(Data excerpts):
>>>

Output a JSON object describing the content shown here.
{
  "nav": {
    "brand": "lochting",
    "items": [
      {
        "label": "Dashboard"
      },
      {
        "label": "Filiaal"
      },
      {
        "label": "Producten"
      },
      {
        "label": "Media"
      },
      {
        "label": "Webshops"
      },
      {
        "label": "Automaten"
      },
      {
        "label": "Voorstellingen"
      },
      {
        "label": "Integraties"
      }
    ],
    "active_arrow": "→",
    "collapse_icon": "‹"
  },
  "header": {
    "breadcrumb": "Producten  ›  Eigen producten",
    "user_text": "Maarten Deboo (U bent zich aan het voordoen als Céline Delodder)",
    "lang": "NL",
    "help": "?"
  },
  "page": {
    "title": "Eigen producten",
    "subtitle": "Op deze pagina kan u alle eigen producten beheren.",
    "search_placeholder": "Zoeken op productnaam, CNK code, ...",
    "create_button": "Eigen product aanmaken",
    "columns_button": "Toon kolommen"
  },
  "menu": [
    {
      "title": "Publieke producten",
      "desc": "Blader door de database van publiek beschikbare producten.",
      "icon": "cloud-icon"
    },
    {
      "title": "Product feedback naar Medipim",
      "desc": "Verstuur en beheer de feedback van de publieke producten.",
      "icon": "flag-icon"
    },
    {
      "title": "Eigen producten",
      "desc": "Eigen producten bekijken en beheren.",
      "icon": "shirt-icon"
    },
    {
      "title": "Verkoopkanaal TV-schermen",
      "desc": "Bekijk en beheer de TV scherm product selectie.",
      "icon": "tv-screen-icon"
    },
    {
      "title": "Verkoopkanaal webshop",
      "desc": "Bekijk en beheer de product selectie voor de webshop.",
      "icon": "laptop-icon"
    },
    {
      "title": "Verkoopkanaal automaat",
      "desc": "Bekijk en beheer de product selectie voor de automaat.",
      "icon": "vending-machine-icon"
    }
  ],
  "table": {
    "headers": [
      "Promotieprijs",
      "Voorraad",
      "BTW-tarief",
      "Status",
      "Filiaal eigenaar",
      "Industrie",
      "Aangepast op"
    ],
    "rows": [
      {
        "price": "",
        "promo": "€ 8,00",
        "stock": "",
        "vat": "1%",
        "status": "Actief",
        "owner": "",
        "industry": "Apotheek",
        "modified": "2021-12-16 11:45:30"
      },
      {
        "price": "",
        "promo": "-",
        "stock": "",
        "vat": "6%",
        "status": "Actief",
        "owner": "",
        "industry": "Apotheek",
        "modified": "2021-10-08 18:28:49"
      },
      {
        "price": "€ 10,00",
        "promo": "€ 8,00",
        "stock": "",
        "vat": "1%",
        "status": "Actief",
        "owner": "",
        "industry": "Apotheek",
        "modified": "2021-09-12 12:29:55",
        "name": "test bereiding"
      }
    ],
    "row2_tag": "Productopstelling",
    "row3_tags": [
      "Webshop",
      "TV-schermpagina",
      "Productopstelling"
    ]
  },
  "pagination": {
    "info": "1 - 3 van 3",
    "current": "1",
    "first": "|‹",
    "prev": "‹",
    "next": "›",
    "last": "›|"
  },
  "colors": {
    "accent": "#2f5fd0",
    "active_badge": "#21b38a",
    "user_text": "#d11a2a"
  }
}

<<<

(EXERCISE GOAL): Using the records above, pull out each line where the word "label" occurs.

(WRITTEN SOLUTION):
        "label": "Dashboard"
        "label": "Filiaal"
        "label": "Producten"
        "label": "Media"
        "label": "Webshops"
        "label": "Automaten"
        "label": "Voorstellingen"
        "label": "Integraties"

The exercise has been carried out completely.